(Rows from a figure dataset)
----
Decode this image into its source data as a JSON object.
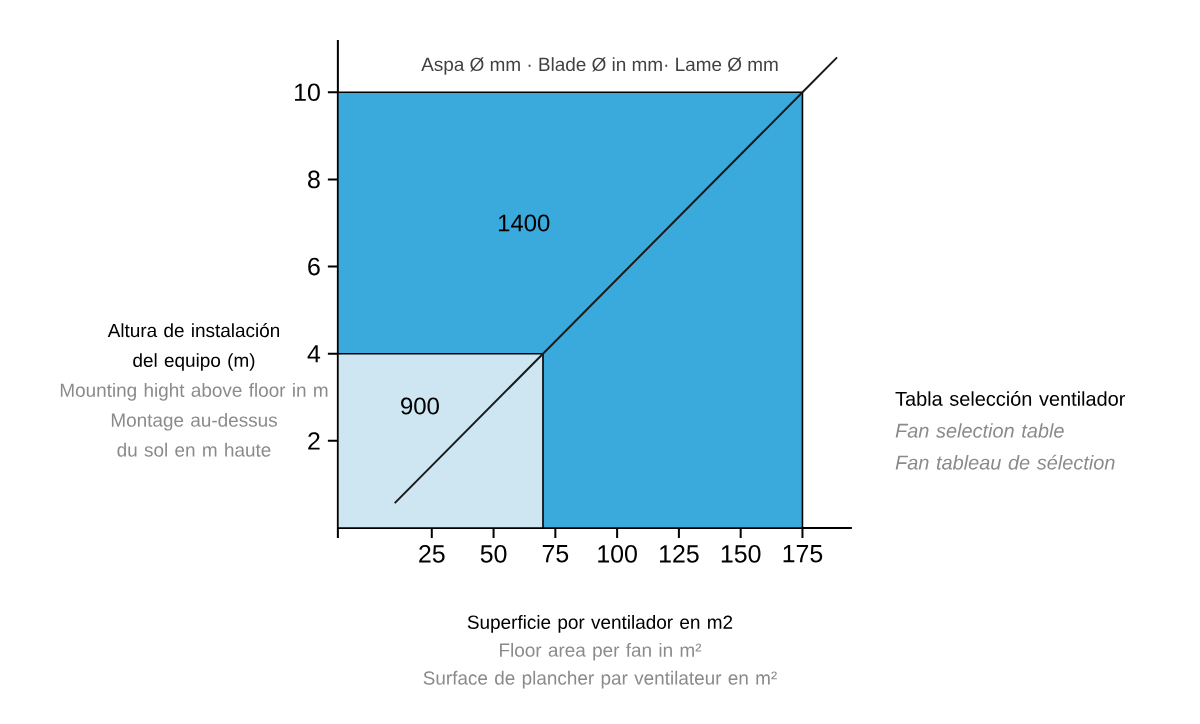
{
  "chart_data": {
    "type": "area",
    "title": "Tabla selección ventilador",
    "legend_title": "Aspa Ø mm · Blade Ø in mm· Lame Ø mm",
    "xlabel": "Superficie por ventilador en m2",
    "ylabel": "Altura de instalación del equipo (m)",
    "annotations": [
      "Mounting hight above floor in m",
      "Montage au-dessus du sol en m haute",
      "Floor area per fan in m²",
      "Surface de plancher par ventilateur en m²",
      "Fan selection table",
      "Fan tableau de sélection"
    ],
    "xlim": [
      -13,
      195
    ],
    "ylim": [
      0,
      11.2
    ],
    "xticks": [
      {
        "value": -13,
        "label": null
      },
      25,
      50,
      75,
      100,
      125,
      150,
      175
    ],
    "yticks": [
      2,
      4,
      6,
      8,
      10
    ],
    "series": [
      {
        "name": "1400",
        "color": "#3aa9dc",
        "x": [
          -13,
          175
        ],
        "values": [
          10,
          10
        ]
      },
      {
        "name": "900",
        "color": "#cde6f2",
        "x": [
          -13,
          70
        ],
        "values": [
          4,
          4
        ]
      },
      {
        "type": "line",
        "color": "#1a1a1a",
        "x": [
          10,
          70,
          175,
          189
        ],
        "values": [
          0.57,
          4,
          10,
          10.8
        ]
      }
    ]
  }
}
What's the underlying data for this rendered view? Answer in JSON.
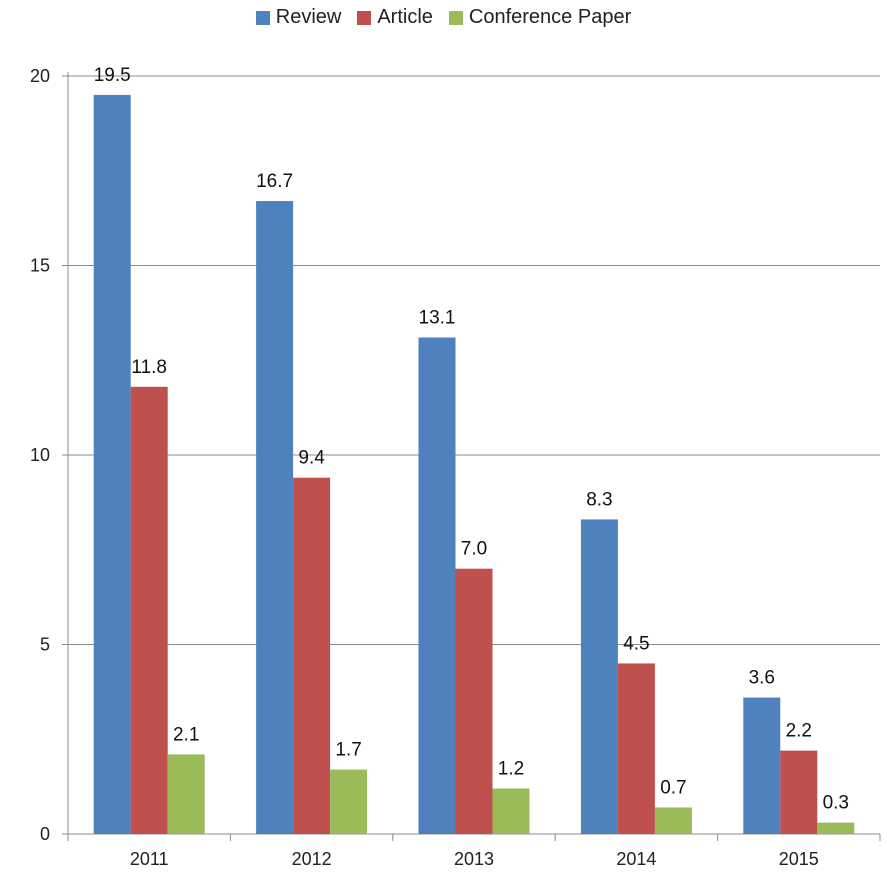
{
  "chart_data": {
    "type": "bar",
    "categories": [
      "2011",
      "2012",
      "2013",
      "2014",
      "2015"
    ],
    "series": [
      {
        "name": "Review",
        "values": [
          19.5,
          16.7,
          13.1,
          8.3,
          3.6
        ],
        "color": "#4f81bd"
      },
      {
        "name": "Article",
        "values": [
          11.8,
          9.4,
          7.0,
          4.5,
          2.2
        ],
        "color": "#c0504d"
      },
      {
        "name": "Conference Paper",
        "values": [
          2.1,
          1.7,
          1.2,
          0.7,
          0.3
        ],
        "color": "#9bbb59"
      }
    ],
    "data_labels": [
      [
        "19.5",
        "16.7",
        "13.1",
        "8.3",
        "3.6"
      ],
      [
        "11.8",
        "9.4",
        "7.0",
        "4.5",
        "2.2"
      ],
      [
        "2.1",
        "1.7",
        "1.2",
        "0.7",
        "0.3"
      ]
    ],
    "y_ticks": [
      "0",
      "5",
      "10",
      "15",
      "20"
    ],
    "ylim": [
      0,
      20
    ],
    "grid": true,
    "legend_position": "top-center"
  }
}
----
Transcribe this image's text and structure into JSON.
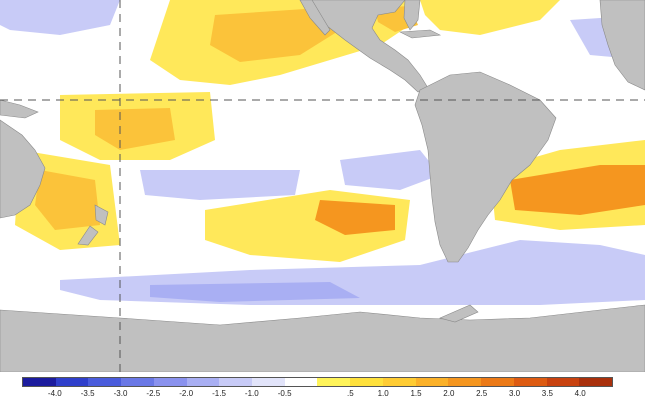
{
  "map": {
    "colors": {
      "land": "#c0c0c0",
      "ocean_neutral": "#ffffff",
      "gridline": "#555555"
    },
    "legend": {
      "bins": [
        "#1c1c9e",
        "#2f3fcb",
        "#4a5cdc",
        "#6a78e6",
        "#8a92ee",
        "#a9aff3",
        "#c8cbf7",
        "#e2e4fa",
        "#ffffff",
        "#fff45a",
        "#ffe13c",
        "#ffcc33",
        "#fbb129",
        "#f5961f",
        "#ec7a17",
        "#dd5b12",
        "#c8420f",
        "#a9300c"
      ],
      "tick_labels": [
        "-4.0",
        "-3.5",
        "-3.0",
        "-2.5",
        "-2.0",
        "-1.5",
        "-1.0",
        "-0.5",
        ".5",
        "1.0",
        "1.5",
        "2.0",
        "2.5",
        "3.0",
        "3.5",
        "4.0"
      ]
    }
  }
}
----
- [Goal] What is the number of lines in the listing that include the word "ventilador"? Give that number and nothing else.

- [Correct output] 2